Document text:
[start]

# My New Terrarium: New Dart Frog Setup



## q (Dec 16, 2006)

Hello: 

I must first ancknowledge the awesomeness of this wonderful site, it's participating members, founder(s) and exceptional online reputation. 

I am in the process of setting up my first Dart Frog Terrarium; A 55 gallon Tank Long.

SUBSTRATE:
I was thinking of using the "Trays" of an undergravel filter as somewhat of a "False Bottom". 

Atop I would then lay "Co-Co Fiber"; Atop of which I would then lay Layers of:

Tree Bark, Jungle Forest Bedding, and Leaf Litter.

WATERFALL:
I would like to purchase a "Self-Contained" "Waterfall" To add as a touch of moving water for asthetics. 

Will My substrate setup work? and will the waterfall be o.k. with this setup?

Your comments and suggestions are greatly appreciated.


----------



## kyle1745 (Feb 15, 2004)

First, thanks for the kind words about the site...


Second, look into leca or geolite and use that as a base layer. At least that is my preferred method.

You can also make a simple waterfall in the tank using water in the bottom pumped up over some rocks or wood, but your method will work as well.

[end]

Raw data:
[start]

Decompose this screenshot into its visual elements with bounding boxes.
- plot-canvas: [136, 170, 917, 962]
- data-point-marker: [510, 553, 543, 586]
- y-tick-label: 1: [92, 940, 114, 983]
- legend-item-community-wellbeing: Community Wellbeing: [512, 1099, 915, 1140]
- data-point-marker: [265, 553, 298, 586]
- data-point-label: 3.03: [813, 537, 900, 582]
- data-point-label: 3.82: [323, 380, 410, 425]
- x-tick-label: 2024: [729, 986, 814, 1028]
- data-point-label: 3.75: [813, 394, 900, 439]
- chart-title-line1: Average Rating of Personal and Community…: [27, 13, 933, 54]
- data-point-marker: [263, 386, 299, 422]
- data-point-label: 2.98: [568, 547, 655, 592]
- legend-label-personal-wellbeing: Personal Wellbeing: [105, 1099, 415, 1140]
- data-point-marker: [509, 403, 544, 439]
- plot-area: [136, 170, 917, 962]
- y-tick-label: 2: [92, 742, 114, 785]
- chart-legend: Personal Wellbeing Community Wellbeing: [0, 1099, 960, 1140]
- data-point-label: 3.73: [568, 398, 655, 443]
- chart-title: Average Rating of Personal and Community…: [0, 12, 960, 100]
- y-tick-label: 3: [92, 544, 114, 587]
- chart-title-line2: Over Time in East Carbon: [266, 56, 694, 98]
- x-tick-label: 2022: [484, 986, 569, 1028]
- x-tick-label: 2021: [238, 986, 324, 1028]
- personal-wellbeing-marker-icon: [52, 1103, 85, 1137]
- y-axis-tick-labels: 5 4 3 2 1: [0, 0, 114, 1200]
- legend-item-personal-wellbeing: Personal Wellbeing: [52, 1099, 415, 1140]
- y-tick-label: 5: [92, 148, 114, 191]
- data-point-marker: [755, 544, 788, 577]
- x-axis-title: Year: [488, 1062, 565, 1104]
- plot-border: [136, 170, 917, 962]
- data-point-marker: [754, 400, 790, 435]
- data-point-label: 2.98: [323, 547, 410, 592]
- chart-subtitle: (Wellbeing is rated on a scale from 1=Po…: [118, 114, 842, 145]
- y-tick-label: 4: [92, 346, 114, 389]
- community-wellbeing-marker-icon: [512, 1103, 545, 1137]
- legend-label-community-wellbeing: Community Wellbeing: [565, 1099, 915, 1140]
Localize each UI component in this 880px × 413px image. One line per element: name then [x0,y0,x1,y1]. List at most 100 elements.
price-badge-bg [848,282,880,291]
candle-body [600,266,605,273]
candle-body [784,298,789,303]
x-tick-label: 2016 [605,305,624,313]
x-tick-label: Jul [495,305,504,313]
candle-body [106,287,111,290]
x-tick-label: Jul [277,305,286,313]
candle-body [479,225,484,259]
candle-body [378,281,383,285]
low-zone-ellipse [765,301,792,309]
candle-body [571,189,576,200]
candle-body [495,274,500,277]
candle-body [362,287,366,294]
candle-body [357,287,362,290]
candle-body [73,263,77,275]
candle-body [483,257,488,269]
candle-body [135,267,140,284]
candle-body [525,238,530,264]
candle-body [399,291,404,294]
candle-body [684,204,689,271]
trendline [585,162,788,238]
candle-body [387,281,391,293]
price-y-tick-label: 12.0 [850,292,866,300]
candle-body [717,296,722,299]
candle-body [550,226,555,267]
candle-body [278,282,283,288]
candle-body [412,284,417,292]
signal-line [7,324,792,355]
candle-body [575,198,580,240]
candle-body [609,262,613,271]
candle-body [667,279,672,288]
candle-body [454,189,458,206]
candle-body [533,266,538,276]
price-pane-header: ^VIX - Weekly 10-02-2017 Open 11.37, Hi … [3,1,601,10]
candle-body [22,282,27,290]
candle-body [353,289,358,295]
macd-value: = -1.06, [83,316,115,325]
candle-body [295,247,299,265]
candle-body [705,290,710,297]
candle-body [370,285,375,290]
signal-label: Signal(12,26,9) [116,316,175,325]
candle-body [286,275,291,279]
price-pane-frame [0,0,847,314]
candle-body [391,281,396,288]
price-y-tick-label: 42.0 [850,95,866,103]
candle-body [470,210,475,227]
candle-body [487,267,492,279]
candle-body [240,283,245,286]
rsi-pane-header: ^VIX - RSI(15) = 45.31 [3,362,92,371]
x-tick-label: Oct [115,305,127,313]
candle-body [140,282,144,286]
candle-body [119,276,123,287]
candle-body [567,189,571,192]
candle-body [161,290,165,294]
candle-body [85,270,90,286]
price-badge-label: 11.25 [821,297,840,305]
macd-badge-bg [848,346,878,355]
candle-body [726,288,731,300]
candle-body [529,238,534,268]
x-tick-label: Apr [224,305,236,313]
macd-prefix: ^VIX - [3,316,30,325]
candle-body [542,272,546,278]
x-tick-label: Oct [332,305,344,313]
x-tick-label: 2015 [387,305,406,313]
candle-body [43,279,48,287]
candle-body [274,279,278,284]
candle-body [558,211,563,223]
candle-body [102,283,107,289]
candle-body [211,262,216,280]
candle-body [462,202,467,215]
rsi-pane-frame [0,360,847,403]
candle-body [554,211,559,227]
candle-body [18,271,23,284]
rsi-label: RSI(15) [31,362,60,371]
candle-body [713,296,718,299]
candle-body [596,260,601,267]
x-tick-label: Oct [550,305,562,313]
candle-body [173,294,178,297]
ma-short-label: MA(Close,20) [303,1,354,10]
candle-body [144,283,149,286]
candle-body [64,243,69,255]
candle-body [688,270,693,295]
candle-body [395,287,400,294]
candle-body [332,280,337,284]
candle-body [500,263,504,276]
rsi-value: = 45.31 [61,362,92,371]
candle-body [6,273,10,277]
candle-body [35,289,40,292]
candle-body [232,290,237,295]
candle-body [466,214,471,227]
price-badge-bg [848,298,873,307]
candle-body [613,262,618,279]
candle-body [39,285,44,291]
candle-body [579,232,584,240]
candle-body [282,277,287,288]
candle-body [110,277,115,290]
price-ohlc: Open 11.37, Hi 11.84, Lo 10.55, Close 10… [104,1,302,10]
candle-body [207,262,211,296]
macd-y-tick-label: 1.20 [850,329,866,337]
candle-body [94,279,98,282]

[end]

What you will do:
[1] Please write out the listing from its first line through the line containing "- data-point-label: 3.03: [813, 537, 900, 582]", including both of those lines.
[2] Continue the dart frog terrarium thread after its last sentence.
The dart frog terrarium thread and the listing are unrelated to each other.

Responses in order:
[1]
Decompose this screenshot into its visual elements with bounding boxes.
- plot-canvas: [136, 170, 917, 962]
- data-point-marker: [510, 553, 543, 586]
- y-tick-label: 1: [92, 940, 114, 983]
- legend-item-community-wellbeing: Community Wellbeing: [512, 1099, 915, 1140]
- data-point-marker: [265, 553, 298, 586]
- data-point-label: 3.03: [813, 537, 900, 582]

[2]
For a top layer look into Jungle Mix which is a store bought soil mix which is reasonably priced and holds up very well. You can purchase some form http://www.herpsupplies.com/ , and we get a discount with code: 32323

Hope that helps a bit, and welcome to the site.


----------



## Guest (Dec 17, 2006)

There are a bunch of sticky threads to help you out with this. If you look through various construction threads they will give you endless information on all the ways people here build thier vivs.


----------



## Orchid Lady (Nov 7, 2011)

I put in a layer of fine charcoal (pre-washed) as the first layer. It prevents the substrate from breaking down too fast.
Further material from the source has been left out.